WORK TO BE COMPLETED ::
Transcribe the whole listing below without changing a word, but leave out every image.

******

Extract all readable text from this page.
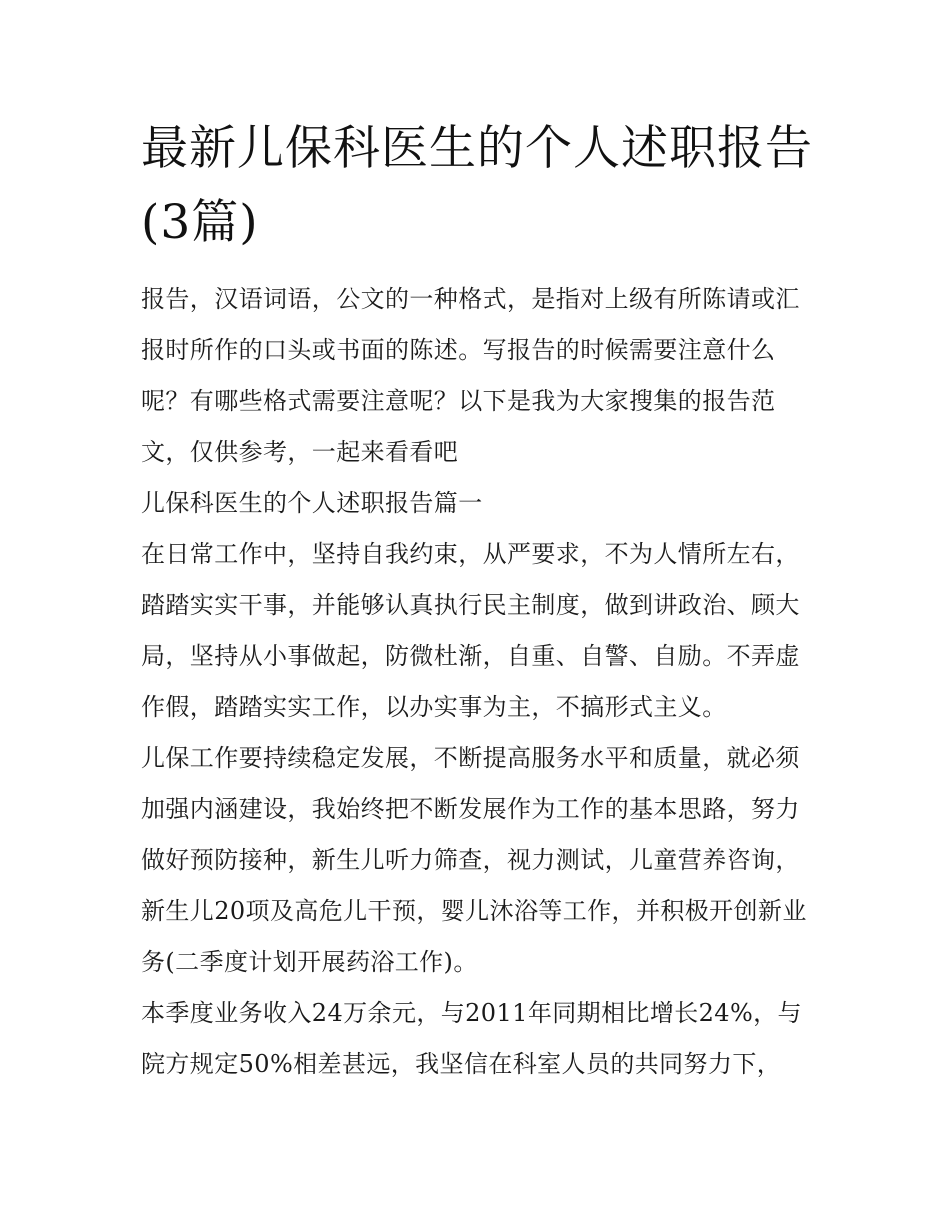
最新儿保科医生的个人述职报告(3篇)

报告，汉语词语，公文的一种格式，是指对上级有所陈请或汇报时所作的口头或书面的陈述。写报告的时候需要注意什么呢？有哪些格式需要注意呢？以下是我为大家搜集的报告范文，仅供参考，一起来看看吧

儿保科医生的个人述职报告篇一

在日常工作中，坚持自我约束，从严要求，不为人情所左右，踏踏实实干事，并能够认真执行民主制度，做到讲政治、顾大局，坚持从小事做起，防微杜渐，自重、自警、自励。不弄虚作假，踏踏实实工作，以办实事为主，不搞形式主义。

儿保工作要持续稳定发展，不断提高服务水平和质量，就必须加强内涵建设，我始终把不断发展作为工作的基本思路，努力做好预防接种，新生儿听力筛查，视力测试，儿童营养咨询，新生儿20项及高危儿干预，婴儿沐浴等工作，并积极开创新业务(二季度计划开展药浴工作)。

本季度业务收入24万余元，与2011年同期相比增长24%，与院方规定50%相差甚远，我坚信在科室人员的共同努力下，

******

FULL OUTPUT ::
Extract all readable text from this page.
最新儿保科医生的个人述职报告(3篇)

报告，汉语词语，公文的一种格式，是指对上级有所陈请或汇报时所作的口头或书面的陈述。写报告的时候需要注意什么呢？有哪些格式需要注意呢？以下是我为大家搜集的报告范文，仅供参考，一起来看看吧

儿保科医生的个人述职报告篇一

在日常工作中，坚持自我约束，从严要求，不为人情所左右，踏踏实实干事，并能够认真执行民主制度，做到讲政治、顾大局，坚持从小事做起，防微杜渐，自重、自警、自励。不弄虚作假，踏踏实实工作，以办实事为主，不搞形式主义。

儿保工作要持续稳定发展，不断提高服务水平和质量，就必须加强内涵建设，我始终把不断发展作为工作的基本思路，努力做好预防接种，新生儿听力筛查，视力测试，儿童营养咨询，新生儿20项及高危儿干预，婴儿沐浴等工作，并积极开创新业务(二季度计划开展药浴工作)。

本季度业务收入24万余元，与2011年同期相比增长24%，与院方规定50%相差甚远，我坚信在科室人员的共同努力下，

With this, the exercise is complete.